Pull every line containing "JSON" out of the material below.

■ **GIVEN RECORDS**

<<<<

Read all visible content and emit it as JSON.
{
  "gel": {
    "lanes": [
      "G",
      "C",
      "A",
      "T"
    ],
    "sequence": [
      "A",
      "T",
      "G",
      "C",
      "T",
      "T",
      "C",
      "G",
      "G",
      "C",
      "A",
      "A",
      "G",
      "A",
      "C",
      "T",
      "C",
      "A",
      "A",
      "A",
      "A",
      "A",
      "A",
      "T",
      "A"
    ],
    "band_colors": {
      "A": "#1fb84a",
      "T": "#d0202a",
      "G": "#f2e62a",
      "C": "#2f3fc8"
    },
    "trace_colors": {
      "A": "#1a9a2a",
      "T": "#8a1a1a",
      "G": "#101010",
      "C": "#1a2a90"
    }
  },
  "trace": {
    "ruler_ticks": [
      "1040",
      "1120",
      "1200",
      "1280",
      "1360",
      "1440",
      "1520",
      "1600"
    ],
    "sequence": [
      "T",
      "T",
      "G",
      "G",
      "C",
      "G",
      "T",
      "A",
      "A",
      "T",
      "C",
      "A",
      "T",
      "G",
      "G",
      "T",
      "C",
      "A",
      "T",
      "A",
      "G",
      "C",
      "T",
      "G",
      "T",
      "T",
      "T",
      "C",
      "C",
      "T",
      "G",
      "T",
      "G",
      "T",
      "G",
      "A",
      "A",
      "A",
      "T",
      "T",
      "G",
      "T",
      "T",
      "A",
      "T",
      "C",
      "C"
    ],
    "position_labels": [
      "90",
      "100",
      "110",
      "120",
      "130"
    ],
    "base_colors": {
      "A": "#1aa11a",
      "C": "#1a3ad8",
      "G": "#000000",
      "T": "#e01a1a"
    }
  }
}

>>>>
<<<<

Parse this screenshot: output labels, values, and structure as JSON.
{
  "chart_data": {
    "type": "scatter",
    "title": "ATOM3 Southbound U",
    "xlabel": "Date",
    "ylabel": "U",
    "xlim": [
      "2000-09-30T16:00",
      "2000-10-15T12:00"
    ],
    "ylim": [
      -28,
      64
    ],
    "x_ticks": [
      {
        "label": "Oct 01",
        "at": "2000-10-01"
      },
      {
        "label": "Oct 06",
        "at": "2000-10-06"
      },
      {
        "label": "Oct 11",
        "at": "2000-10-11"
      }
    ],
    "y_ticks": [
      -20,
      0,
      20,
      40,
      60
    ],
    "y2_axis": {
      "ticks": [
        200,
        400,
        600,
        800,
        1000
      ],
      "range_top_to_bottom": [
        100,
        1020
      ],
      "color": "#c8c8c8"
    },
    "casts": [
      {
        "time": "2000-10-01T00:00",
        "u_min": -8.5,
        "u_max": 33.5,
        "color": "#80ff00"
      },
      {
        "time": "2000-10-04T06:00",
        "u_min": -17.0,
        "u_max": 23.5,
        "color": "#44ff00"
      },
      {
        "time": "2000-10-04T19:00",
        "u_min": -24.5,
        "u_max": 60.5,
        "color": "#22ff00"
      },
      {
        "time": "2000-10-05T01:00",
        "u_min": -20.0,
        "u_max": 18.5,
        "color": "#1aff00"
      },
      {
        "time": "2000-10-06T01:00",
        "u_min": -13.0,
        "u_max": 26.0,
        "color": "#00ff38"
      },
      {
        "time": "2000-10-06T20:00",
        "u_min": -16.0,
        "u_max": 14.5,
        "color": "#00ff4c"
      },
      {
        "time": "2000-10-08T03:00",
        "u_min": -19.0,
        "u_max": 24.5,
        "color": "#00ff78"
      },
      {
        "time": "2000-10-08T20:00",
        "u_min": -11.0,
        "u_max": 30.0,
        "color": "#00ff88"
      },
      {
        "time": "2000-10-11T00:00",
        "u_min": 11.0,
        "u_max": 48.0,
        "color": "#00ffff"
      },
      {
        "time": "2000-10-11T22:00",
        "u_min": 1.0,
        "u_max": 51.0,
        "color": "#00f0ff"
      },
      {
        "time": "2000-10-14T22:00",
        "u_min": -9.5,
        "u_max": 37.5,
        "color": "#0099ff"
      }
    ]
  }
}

>>>>

■ **TASK RESULT**
Read all visible content and emit it as JSON.
Parse this screenshot: output labels, values, and structure as JSON.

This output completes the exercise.